• [PROBLEM REQUIREMENTS] Find the number of lines below in which the word "Wind" appears, and write that number only.
──────── GIVEN ENTRIES ────────
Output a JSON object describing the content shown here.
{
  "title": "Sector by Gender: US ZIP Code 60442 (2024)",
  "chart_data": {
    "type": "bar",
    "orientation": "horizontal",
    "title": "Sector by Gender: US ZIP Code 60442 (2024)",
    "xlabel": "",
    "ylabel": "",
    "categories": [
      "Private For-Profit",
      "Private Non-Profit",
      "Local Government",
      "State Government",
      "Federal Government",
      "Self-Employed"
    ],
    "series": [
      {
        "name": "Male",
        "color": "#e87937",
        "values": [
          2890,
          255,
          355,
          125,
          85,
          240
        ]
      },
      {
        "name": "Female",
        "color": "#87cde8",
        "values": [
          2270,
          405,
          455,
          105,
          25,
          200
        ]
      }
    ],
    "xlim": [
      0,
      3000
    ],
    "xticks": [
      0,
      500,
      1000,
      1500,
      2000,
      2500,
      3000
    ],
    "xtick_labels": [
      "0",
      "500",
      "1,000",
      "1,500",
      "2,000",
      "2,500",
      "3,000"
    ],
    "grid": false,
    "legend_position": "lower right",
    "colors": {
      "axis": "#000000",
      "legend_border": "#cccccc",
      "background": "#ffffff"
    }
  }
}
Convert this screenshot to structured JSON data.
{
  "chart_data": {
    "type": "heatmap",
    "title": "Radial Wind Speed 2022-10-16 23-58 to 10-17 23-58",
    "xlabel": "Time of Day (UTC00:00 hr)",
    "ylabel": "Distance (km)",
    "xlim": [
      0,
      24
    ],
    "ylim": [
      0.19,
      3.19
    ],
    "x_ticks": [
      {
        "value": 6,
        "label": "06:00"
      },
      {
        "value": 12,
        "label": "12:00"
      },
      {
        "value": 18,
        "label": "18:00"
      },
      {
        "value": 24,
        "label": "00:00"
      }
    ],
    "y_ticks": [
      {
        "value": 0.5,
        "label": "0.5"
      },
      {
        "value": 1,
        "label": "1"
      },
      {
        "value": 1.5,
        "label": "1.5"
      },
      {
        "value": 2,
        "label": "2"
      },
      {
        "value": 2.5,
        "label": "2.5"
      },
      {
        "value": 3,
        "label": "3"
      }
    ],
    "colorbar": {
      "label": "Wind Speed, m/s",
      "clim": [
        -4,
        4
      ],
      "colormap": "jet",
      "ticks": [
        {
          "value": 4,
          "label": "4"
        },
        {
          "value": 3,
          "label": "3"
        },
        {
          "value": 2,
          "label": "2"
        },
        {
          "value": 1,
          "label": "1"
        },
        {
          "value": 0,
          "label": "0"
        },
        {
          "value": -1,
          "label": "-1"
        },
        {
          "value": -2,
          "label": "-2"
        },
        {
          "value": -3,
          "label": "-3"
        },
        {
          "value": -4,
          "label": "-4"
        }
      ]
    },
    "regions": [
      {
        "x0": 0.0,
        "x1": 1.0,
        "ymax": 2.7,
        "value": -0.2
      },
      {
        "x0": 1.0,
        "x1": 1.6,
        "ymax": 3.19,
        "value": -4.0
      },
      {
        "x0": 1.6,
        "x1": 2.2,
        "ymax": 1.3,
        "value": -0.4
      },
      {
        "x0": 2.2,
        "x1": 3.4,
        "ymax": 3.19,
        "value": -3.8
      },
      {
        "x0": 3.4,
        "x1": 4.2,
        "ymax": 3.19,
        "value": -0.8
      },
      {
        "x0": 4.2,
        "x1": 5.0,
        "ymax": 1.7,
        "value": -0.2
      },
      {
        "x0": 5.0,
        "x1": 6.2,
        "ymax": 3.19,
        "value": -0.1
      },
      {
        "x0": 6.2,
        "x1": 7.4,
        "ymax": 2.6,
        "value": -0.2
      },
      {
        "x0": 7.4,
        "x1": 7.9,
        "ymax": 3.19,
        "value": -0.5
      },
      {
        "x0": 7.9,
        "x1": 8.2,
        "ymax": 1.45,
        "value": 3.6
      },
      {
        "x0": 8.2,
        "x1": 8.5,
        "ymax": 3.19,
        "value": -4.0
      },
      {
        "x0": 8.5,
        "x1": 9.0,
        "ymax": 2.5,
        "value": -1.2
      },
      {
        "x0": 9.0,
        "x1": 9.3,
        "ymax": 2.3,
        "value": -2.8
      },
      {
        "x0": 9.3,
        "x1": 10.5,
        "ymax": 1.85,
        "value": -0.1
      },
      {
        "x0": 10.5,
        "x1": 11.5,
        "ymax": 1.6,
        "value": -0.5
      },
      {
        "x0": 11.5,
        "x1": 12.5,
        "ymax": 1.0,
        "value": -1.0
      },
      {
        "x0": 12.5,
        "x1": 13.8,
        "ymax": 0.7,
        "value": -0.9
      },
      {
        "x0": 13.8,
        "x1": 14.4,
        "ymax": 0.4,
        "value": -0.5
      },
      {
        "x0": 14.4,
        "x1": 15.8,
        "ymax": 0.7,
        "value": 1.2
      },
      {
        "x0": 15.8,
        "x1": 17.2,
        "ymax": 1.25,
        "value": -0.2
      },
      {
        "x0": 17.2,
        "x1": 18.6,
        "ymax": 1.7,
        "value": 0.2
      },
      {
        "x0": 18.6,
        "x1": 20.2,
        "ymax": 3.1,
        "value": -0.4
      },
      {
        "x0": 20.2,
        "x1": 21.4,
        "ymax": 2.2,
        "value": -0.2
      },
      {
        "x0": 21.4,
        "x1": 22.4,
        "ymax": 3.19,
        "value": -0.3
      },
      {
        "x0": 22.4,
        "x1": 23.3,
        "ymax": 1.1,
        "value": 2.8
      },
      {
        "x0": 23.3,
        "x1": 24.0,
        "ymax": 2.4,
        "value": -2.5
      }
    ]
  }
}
────────
• [SOLUTION TO THIS PROBLEM] 2